Set problem – Repeat exactly the lines running from the line that contains "Extract the structured" to the line that contains "Read all visible content and emit it as JSON."; include both ends and add nothing.

Excerpted data –
___

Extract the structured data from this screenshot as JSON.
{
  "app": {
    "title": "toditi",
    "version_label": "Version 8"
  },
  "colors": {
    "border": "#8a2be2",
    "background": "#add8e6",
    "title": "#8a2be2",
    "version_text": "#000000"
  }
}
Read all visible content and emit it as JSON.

___

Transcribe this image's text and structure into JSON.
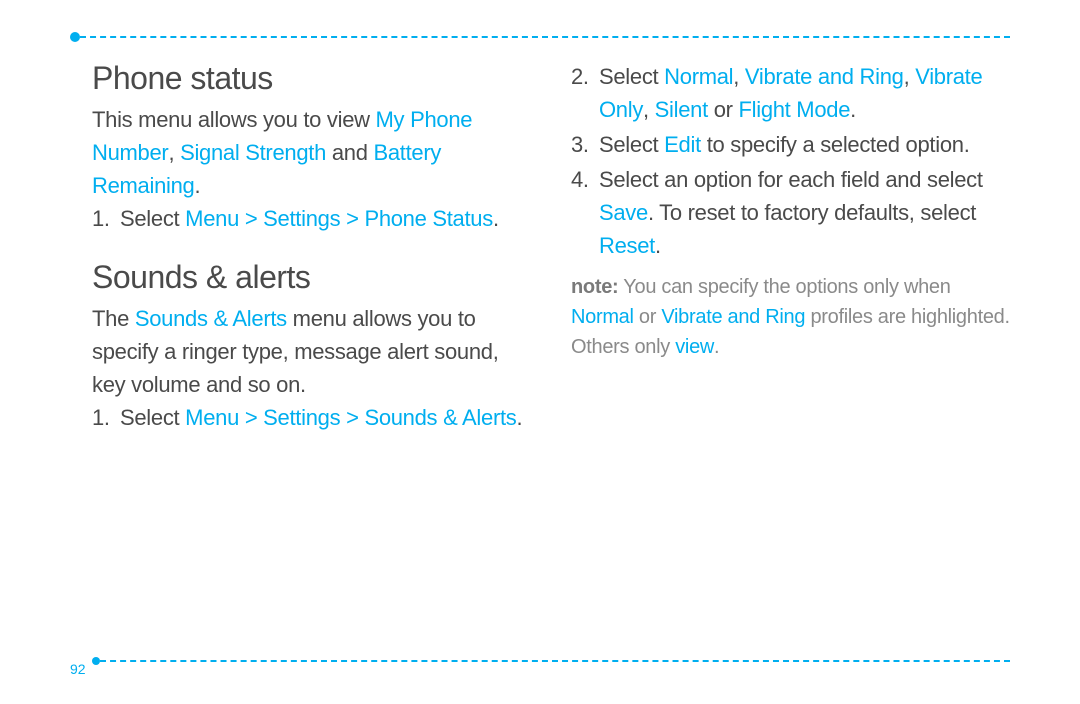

___

Exercise answer –
Extract the structured data from this screenshot as JSON.
{
  "app": {
    "title": "toditi",
    "version_label": "Version 8"
  },
  "colors": {
    "border": "#8a2be2",
    "background": "#add8e6",
    "title": "#8a2be2",
    "version_text": "#000000"
  }
}
Read all visible content and emit it as JSON.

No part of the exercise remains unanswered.